▶ TASK STATEMENT: Wherever the string "utasításnak" appears in a line, extract that line.
═══ RECORD EXTRACTS ═══
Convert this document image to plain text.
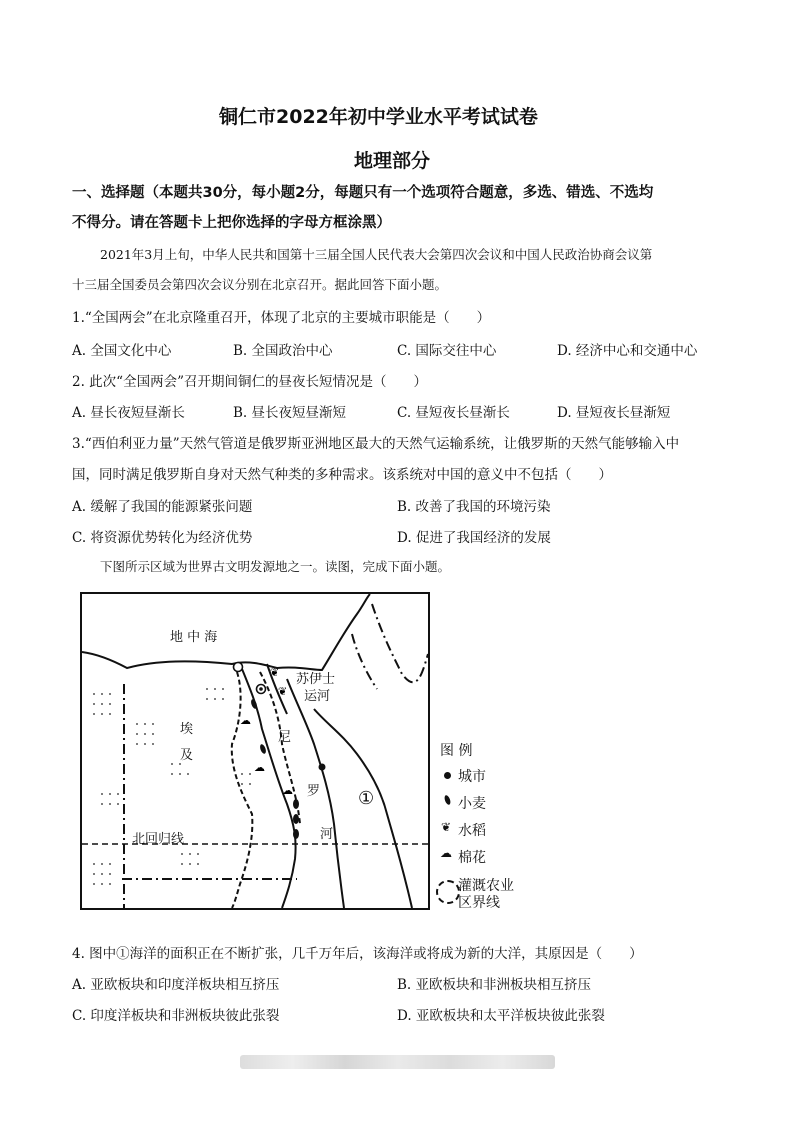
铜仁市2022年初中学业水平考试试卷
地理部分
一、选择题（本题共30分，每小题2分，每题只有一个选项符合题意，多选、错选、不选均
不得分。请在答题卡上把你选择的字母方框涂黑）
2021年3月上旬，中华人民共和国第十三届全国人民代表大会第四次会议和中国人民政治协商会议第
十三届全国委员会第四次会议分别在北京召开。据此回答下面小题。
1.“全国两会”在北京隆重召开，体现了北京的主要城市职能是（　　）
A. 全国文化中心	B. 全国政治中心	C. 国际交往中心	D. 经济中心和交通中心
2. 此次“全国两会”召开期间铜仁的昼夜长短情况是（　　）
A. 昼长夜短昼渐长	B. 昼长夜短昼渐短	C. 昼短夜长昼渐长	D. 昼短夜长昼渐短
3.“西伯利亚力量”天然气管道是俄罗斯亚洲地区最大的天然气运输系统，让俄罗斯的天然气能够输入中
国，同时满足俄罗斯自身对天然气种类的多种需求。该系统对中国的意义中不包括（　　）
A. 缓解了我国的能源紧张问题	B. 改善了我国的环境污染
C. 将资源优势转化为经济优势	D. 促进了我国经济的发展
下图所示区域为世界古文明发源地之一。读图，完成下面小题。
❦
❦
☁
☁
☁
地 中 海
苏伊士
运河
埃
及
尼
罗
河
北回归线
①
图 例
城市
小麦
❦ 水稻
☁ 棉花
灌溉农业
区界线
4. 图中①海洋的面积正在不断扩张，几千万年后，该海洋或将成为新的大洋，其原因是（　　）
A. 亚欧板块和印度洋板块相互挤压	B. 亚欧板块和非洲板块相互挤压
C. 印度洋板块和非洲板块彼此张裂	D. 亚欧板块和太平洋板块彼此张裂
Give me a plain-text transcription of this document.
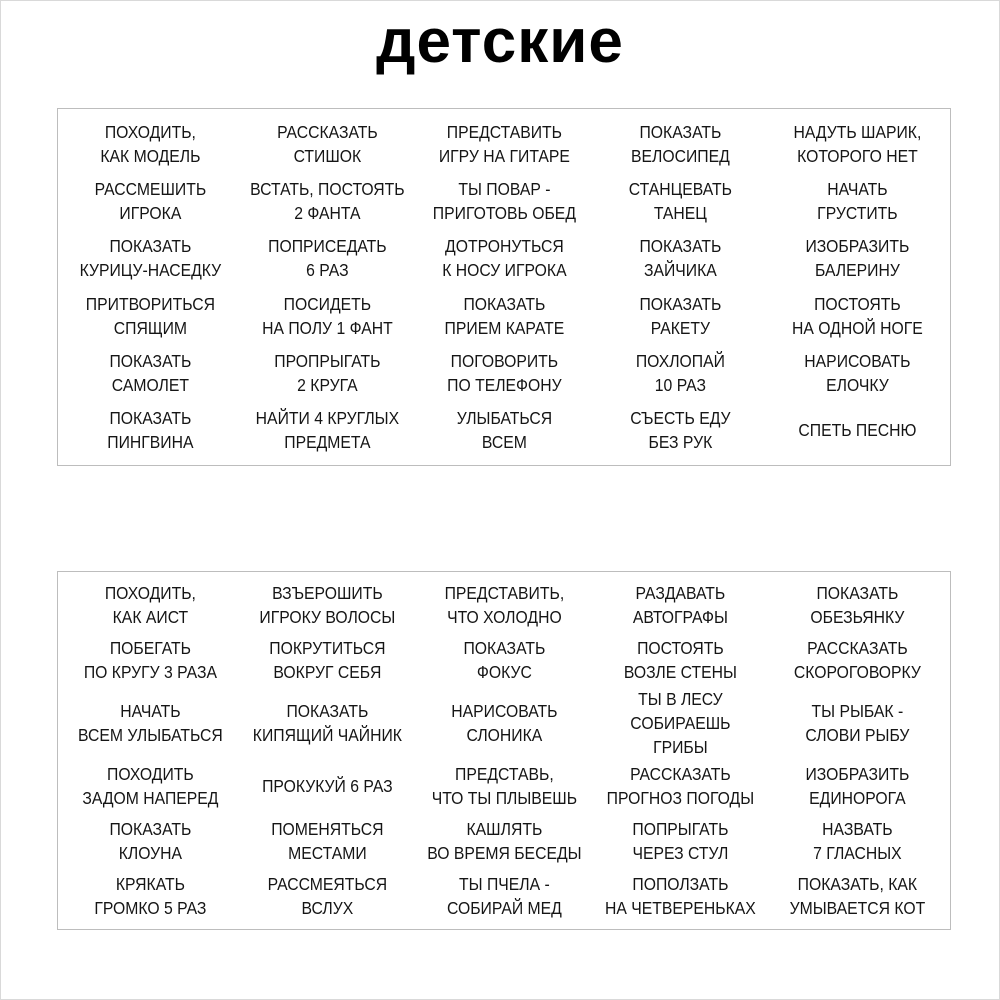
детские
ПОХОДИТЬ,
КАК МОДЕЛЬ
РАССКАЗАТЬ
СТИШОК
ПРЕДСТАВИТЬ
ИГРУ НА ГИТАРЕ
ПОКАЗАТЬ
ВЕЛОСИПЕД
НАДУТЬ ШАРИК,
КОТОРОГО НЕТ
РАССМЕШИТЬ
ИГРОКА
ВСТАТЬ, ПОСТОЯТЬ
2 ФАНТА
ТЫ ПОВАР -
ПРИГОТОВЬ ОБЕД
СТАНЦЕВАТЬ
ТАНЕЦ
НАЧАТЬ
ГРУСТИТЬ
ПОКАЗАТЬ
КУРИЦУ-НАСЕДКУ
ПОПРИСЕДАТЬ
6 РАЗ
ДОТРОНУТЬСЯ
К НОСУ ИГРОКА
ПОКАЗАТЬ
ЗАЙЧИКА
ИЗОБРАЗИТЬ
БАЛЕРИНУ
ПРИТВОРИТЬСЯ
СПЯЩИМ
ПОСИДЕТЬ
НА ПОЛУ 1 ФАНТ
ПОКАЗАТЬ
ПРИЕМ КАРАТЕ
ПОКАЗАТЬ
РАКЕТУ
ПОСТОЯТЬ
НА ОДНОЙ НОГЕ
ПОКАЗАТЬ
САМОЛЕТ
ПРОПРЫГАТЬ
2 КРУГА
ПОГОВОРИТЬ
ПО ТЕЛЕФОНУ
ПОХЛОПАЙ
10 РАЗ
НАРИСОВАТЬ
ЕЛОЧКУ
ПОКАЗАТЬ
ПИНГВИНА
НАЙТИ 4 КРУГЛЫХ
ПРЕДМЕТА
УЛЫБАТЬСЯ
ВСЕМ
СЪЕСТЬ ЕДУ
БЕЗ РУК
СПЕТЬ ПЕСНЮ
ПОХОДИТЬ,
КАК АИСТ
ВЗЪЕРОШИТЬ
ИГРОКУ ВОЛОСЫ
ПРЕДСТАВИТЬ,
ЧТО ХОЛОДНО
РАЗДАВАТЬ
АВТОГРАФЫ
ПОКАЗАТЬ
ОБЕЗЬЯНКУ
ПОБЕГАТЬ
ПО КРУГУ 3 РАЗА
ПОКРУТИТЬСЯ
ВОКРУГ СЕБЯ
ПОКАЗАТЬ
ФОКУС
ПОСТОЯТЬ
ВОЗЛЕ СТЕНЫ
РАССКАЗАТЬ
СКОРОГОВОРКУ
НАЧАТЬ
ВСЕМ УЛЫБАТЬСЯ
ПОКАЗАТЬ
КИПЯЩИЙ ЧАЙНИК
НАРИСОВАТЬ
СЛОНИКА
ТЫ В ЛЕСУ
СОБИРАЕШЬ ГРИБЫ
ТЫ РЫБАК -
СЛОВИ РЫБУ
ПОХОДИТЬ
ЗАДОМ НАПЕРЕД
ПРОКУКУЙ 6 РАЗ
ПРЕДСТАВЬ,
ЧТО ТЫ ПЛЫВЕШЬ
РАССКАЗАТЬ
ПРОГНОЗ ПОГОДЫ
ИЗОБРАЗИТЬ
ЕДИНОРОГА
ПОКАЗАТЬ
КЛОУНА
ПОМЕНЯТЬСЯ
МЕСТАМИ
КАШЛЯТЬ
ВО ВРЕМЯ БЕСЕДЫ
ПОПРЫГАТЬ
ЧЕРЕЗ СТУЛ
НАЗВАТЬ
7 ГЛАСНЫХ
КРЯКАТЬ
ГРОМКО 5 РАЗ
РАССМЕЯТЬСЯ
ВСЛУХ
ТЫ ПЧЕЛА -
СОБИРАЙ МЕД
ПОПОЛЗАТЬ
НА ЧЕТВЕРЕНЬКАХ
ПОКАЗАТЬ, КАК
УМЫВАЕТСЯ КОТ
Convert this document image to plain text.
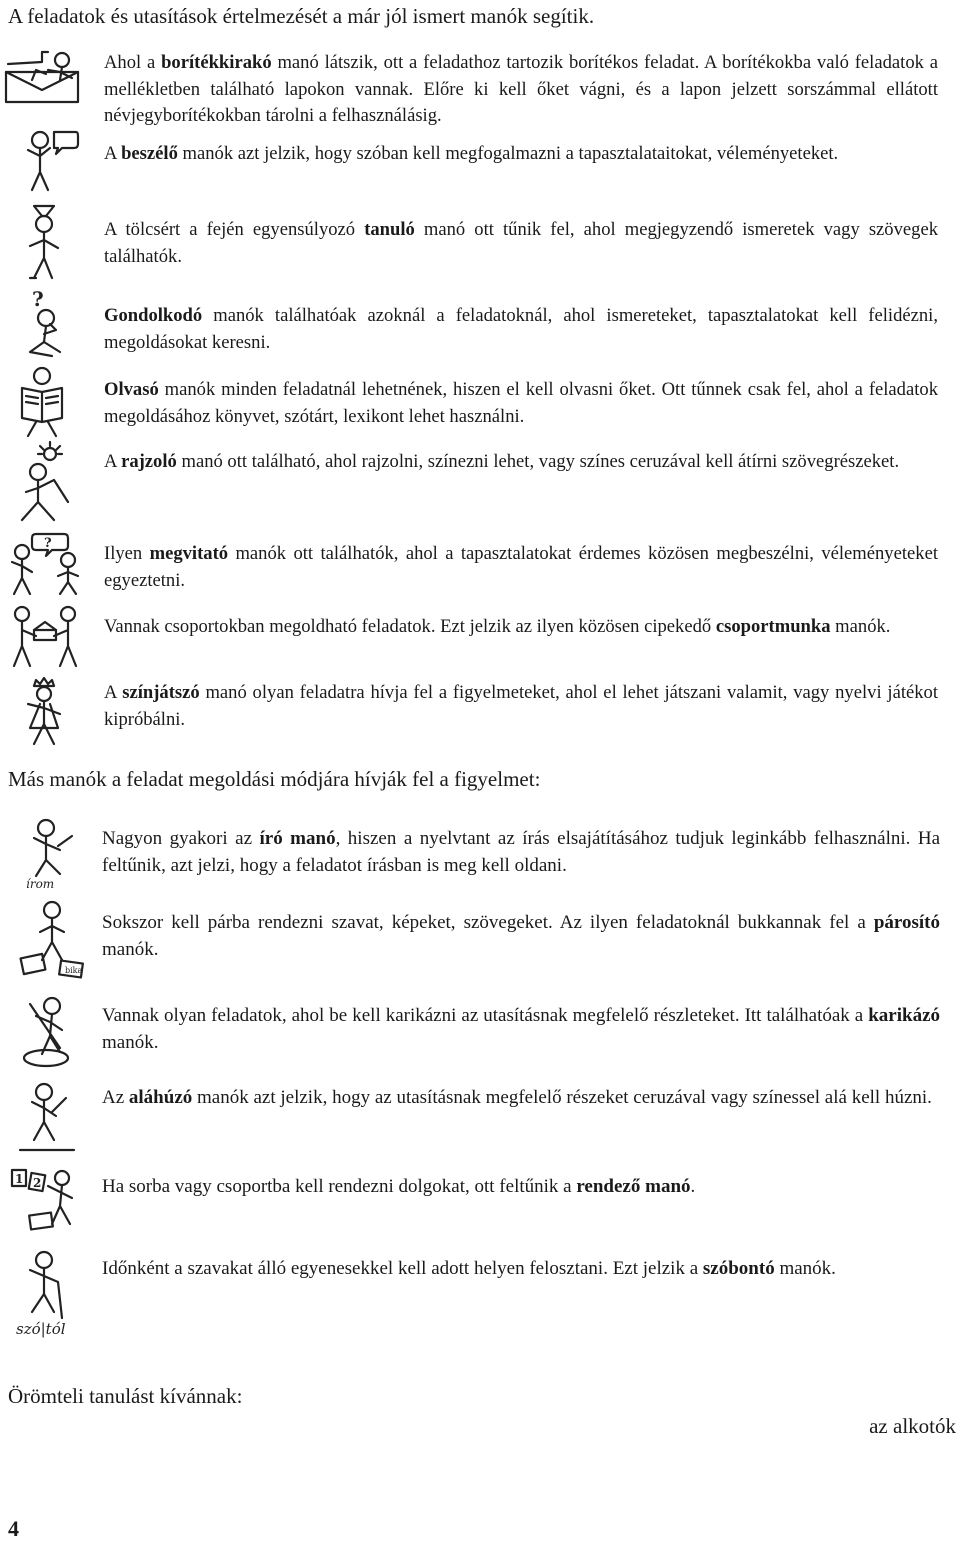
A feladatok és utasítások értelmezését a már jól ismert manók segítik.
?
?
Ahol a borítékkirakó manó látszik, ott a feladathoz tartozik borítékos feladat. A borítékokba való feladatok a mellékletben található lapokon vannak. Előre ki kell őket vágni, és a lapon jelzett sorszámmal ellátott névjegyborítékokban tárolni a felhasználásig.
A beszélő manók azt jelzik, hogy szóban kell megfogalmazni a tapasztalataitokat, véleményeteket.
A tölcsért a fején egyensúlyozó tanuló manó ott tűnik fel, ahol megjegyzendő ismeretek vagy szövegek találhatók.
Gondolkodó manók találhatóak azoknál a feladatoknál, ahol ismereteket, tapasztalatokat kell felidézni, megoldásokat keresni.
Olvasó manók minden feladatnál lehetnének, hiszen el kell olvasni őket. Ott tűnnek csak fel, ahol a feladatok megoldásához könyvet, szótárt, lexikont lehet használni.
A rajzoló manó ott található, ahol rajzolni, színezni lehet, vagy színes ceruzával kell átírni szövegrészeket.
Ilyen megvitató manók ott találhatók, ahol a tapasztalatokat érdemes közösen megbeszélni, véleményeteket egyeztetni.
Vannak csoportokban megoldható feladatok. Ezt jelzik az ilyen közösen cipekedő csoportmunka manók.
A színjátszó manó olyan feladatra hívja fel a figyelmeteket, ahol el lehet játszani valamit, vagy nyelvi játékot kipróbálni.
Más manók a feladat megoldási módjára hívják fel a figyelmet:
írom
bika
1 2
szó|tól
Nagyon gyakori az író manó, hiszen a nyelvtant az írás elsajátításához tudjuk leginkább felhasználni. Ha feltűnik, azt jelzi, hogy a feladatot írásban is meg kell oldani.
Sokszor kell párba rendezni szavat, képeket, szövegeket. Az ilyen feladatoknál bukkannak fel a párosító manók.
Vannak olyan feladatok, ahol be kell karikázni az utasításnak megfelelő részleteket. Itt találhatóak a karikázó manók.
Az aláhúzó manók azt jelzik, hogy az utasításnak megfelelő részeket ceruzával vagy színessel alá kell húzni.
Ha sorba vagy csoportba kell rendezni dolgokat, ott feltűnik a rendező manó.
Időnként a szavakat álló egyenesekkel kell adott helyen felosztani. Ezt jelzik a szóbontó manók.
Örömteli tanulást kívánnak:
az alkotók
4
═══
▶ OUTPUT:
Vannak olyan feladatok, ahol be kell karikázni az utasításnak megfelelő részleteket. Itt találhatóak a karikázó manók.
Az aláhúzó manók azt jelzik, hogy az utasításnak megfelelő részeket ceruzával vagy színessel alá kell húzni.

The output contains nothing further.